| What to work on |
Write out all the entries word for word and omit any pictures.

| Supplied information |
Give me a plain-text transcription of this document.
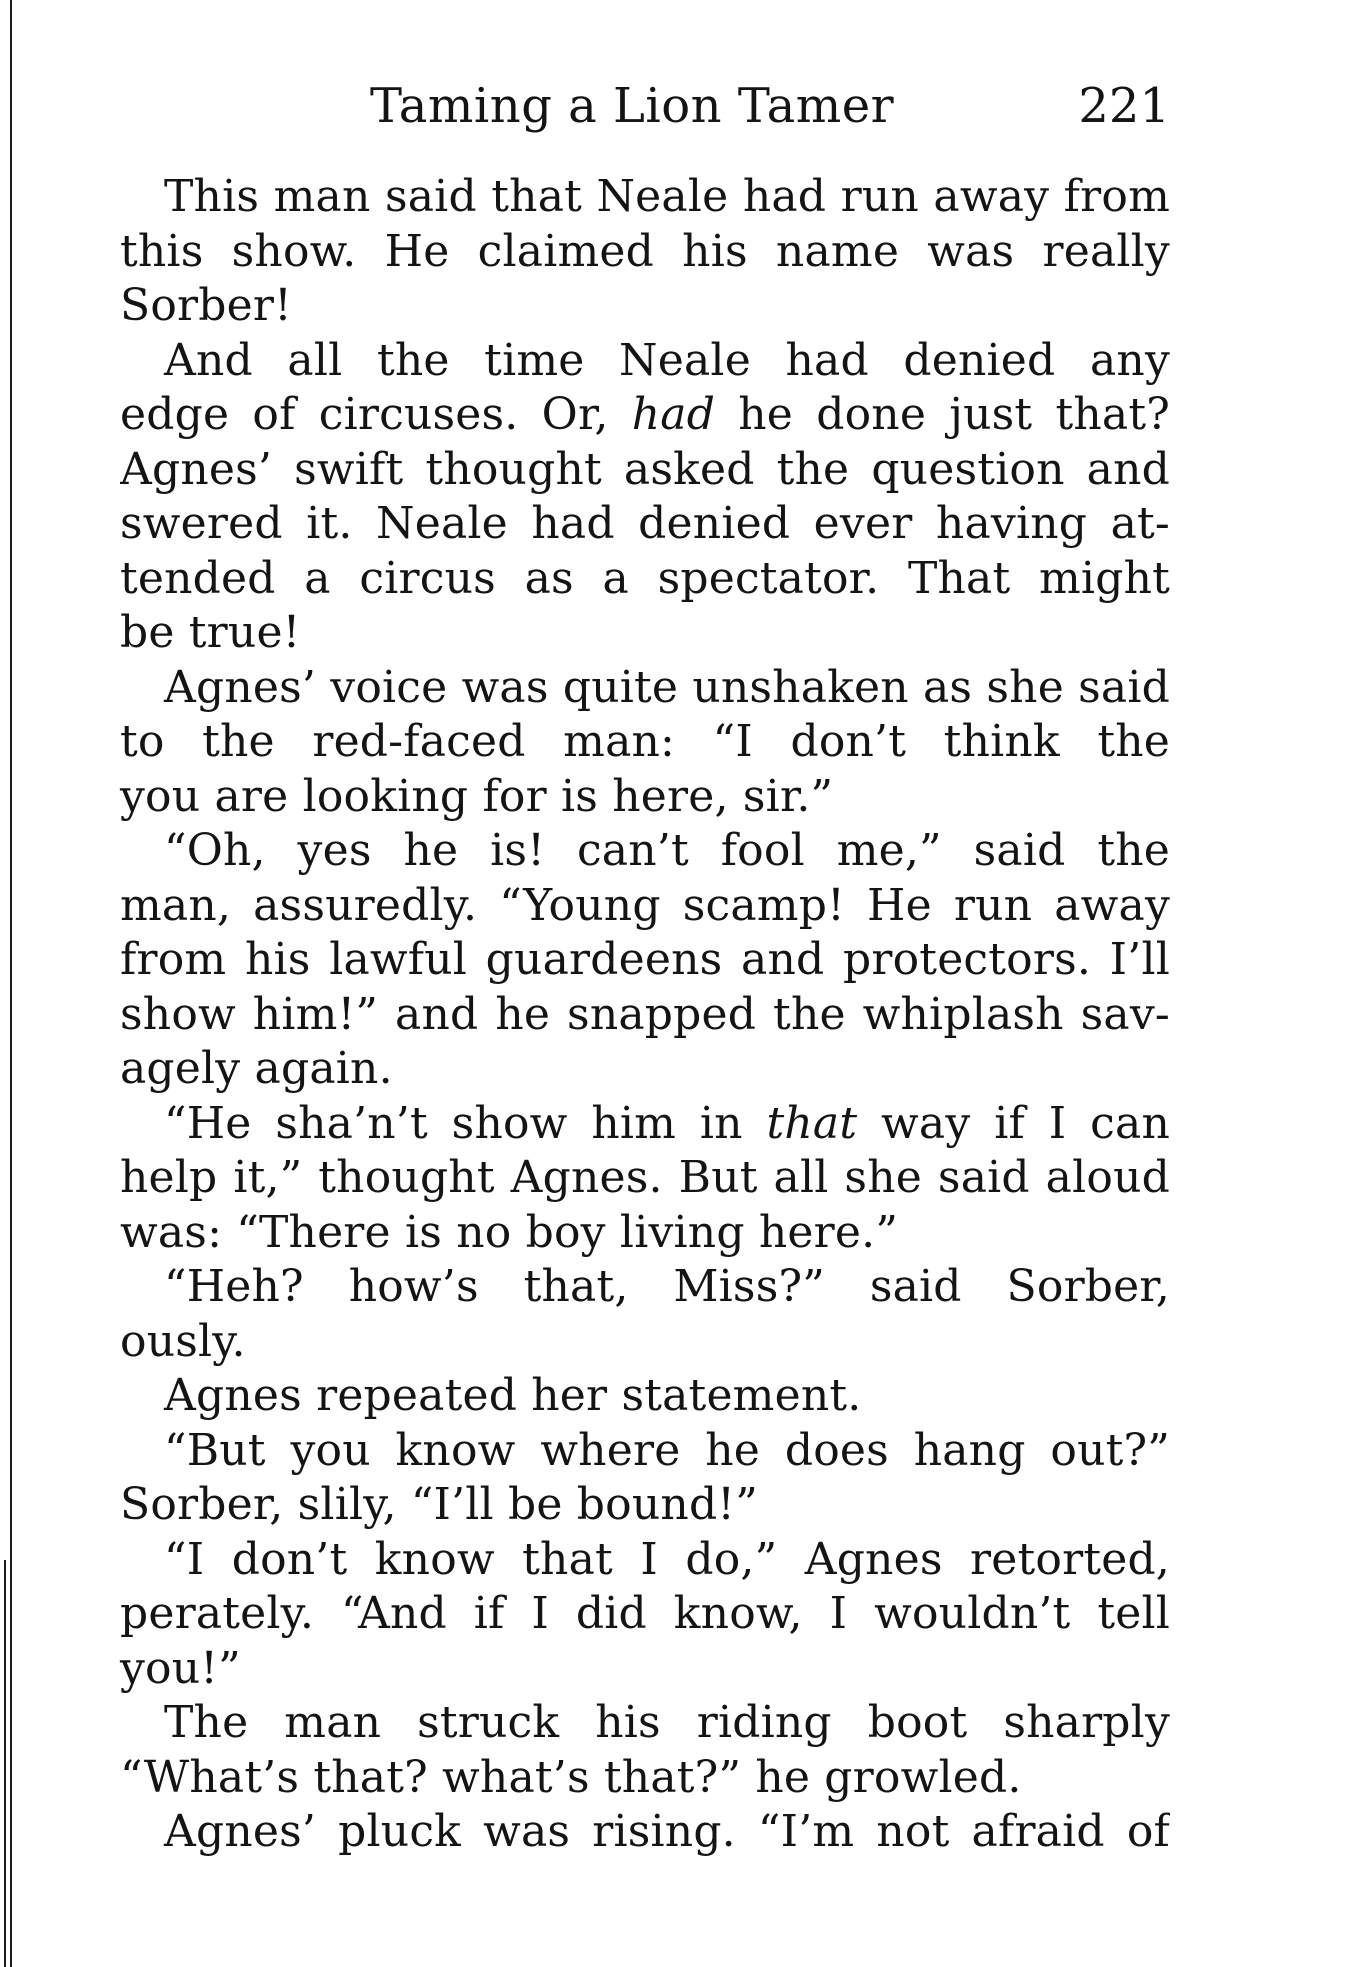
Taming a Lion Tamer	221
This man said that Neale had run away from
this show. He claimed his name was really
Sorber!
And all the time Neale had denied any
edge of circuses. Or, had he done just that?
Agnes’ swift thought asked the question and
swered it. Neale had denied ever having at-
tended a circus as a spectator. That might
be true!
Agnes’ voice was quite unshaken as she said
to the red-faced man: “I don’t think the
you are looking for is here, sir.”
“Oh, yes he is! can’t fool me,” said the
man, assuredly. “Young scamp! He run away
from his lawful guardeens and protectors. I’ll
show him!” and he snapped the whiplash sav-
agely again.
“He sha’n’t show him in that way if I can
help it,” thought Agnes. But all she said aloud
was: “There is no boy living here.”
“Heh? how’s that, Miss?” said Sorber,
ously.
Agnes repeated her statement.
“But you know where he does hang out?”
Sorber, slily, “I’ll be bound!”
“I don’t know that I do,” Agnes retorted,
perately. “And if I did know, I wouldn’t tell
you!”
The man struck his riding boot sharply
“What’s that? what’s that?” he growled.
Agnes’ pluck was rising. “I’m not afraid of
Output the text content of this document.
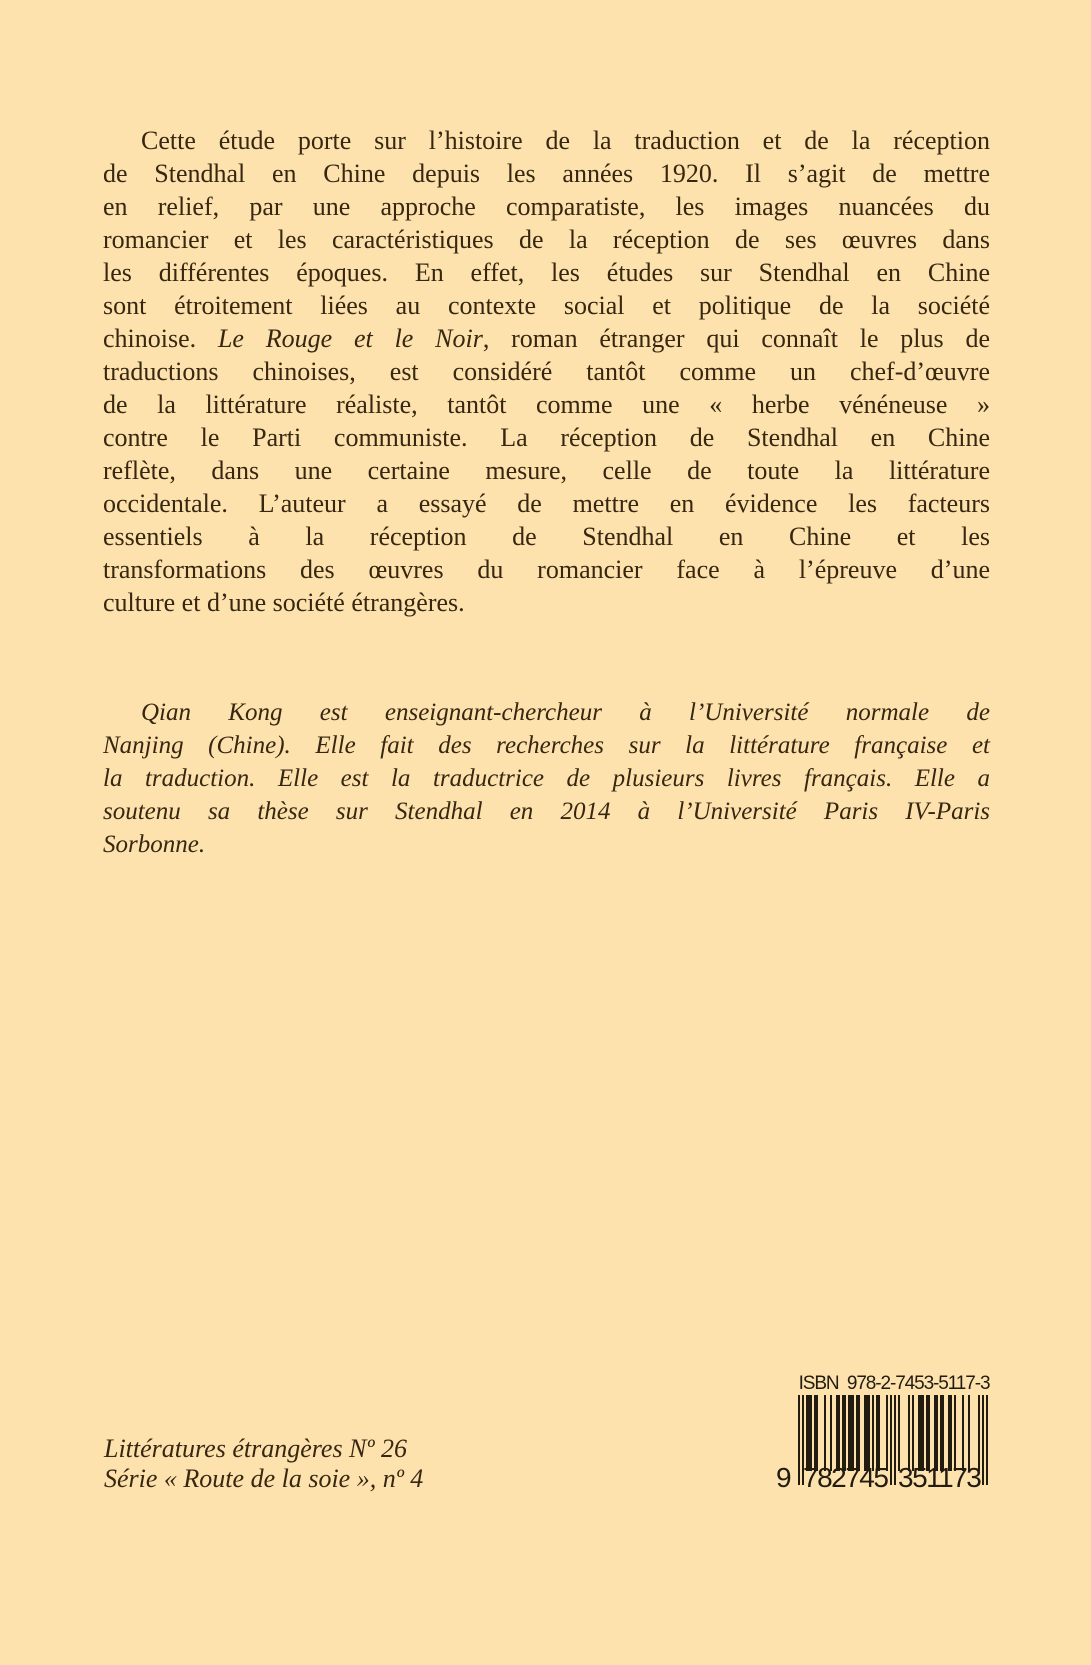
Cette étude porte sur l’histoire de la traduction et de la réception
de Stendhal en Chine depuis les années 1920. Il s’agit de mettre
en relief, par une approche comparatiste, les images nuancées du
romancier et les caractéristiques de la réception de ses œuvres dans
les différentes époques. En effet, les études sur Stendhal en Chine
sont étroitement liées au contexte social et politique de la société
chinoise. Le Rouge et le Noir, roman étranger qui connaît le plus de
traductions chinoises, est considéré tantôt comme un chef-d’œuvre
de la littérature réaliste, tantôt comme une « herbe vénéneuse »
contre le Parti communiste. La réception de Stendhal en Chine
reflète, dans une certaine mesure, celle de toute la littérature
occidentale. L’auteur a essayé de mettre en évidence les facteurs
essentiels à la réception de Stendhal en Chine et les
transformations des œuvres du romancier face à l’épreuve d’une
culture et d’une société étrangères.
Qian Kong est enseignant-chercheur à l’Université normale de
Nanjing (Chine). Elle fait des recherches sur la littérature française et
la traduction. Elle est la traductrice de plusieurs livres français. Elle a
soutenu sa thèse sur Stendhal en 2014 à l’Université Paris IV-Paris
Sorbonne.
Littératures étrangères Nº 26
Série « Route de la soie », nº 4
ISBN  978-2-7453-5117-3
9 782745 351173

| Response |
Give me a plain-text transcription of this document.
Taming a Lion Tamer	221
This man said that Neale had run away from
this show. He claimed his name was really
Sorber!
And all the time Neale had denied any
edge of circuses. Or, had he done just that?
Agnes’ swift thought asked the question and
swered it. Neale had denied ever having at-
tended a circus as a spectator. That might
be true!
Agnes’ voice was quite unshaken as she said
to the red-faced man: “I don’t think the
you are looking for is here, sir.”
“Oh, yes he is! can’t fool me,” said the
man, assuredly. “Young scamp! He run away
from his lawful guardeens and protectors. I’ll
show him!” and he snapped the whiplash sav-
agely again.
“He sha’n’t show him in that way if I can
help it,” thought Agnes. But all she said aloud
was: “There is no boy living here.”
“Heh? how’s that, Miss?” said Sorber,
ously.
Agnes repeated her statement.
“But you know where he does hang out?”
Sorber, slily, “I’ll be bound!”
“I don’t know that I do,” Agnes retorted,
perately. “And if I did know, I wouldn’t tell
you!”
The man struck his riding boot sharply
“What’s that? what’s that?” he growled.
Agnes’ pluck was rising. “I’m not afraid of
Output the text content of this document.
Cette étude porte sur l’histoire de la traduction et de la réception
de Stendhal en Chine depuis les années 1920. Il s’agit de mettre
en relief, par une approche comparatiste, les images nuancées du
romancier et les caractéristiques de la réception de ses œuvres dans
les différentes époques. En effet, les études sur Stendhal en Chine
sont étroitement liées au contexte social et politique de la société
chinoise. Le Rouge et le Noir, roman étranger qui connaît le plus de
traductions chinoises, est considéré tantôt comme un chef-d’œuvre
de la littérature réaliste, tantôt comme une « herbe vénéneuse »
contre le Parti communiste. La réception de Stendhal en Chine
reflète, dans une certaine mesure, celle de toute la littérature
occidentale. L’auteur a essayé de mettre en évidence les facteurs
essentiels à la réception de Stendhal en Chine et les
transformations des œuvres du romancier face à l’épreuve d’une
culture et d’une société étrangères.
Qian Kong est enseignant-chercheur à l’Université normale de
Nanjing (Chine). Elle fait des recherches sur la littérature française et
la traduction. Elle est la traductrice de plusieurs livres français. Elle a
soutenu sa thèse sur Stendhal en 2014 à l’Université Paris IV-Paris
Sorbonne.
Littératures étrangères Nº 26
Série « Route de la soie », nº 4
ISBN  978-2-7453-5117-3
9 782745 351173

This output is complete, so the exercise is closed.